■ What is needed
Tally the lines of the listing that contain the string "October". Give the number and nothing else.

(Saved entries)
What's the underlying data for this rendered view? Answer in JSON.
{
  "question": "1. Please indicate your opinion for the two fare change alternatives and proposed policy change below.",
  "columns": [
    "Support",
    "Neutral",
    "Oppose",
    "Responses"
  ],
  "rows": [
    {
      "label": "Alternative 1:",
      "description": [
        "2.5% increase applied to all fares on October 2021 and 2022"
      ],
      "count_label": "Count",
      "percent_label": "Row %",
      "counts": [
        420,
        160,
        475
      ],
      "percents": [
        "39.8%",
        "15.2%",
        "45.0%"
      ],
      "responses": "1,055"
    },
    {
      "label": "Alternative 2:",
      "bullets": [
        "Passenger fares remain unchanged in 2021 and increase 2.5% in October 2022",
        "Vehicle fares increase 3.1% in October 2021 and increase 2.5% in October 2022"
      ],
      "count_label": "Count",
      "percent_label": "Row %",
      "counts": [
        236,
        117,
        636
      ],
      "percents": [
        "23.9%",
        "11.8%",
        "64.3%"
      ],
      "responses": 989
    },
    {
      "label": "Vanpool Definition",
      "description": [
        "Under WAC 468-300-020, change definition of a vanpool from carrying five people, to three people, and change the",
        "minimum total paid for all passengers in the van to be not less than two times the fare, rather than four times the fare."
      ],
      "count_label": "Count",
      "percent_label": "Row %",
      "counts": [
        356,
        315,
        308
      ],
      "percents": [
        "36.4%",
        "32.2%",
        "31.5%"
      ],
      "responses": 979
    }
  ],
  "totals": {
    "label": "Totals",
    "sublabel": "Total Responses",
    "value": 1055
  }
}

■ Task output
3